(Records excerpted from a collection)
⁂

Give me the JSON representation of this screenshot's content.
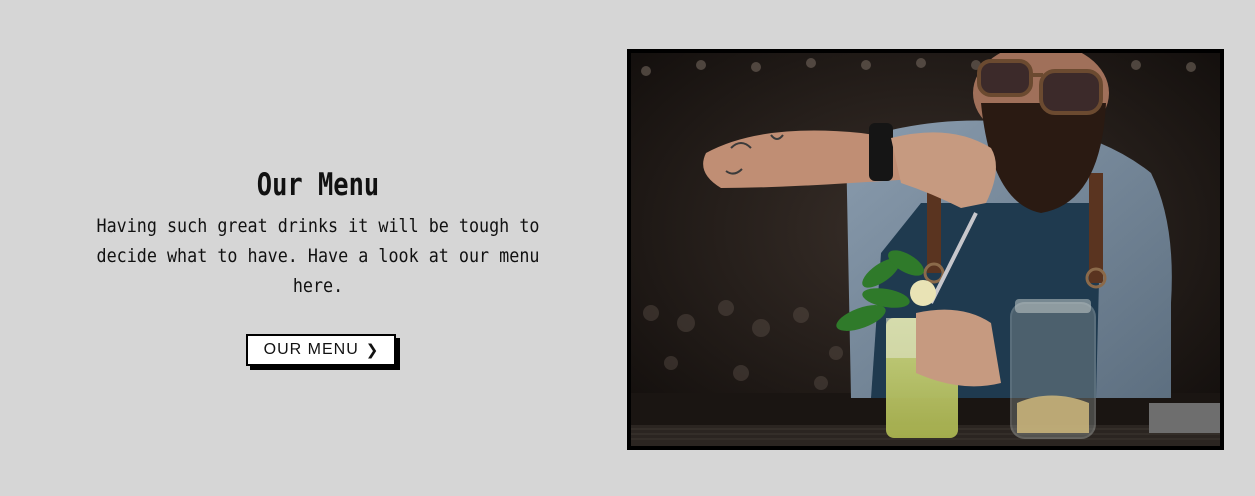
{
  "section": {
    "title": "Our Menu",
    "description": "Having such great drinks it will be tough to decide what to have. Have a look at our menu here.",
    "button_label": "OUR MENU",
    "button_icon": "chevron-right-icon"
  },
  "photo": {
    "subject": "bartender-preparing-cocktail"
  },
  "colors": {
    "background": "#d6d6d6",
    "text": "#111111",
    "frame": "#000000",
    "button_bg": "#ffffff"
  }
}
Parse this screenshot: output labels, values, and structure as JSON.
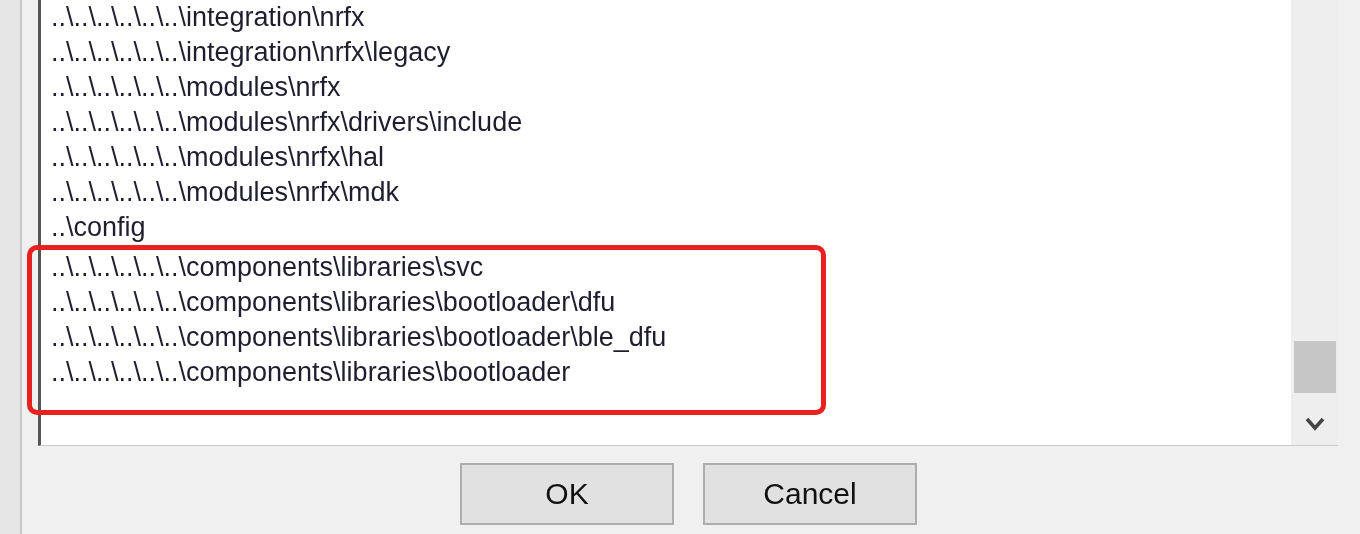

⁂

**Short exercise:** Quote the material exactly. Pictures stay out.

**Written response:**
Give me the JSON representation of this screenshot's content.
{
  "section": {
    "title": "Our Menu",
    "description": "Having such great drinks it will be tough to decide what to have. Have a look at our menu here.",
    "button_label": "OUR MENU",
    "button_icon": "chevron-right-icon"
  },
  "photo": {
    "subject": "bartender-preparing-cocktail"
  },
  "colors": {
    "background": "#d6d6d6",
    "text": "#111111",
    "frame": "#000000",
    "button_bg": "#ffffff"
  }
}
Parse this screenshot: output labels, values, and structure as JSON.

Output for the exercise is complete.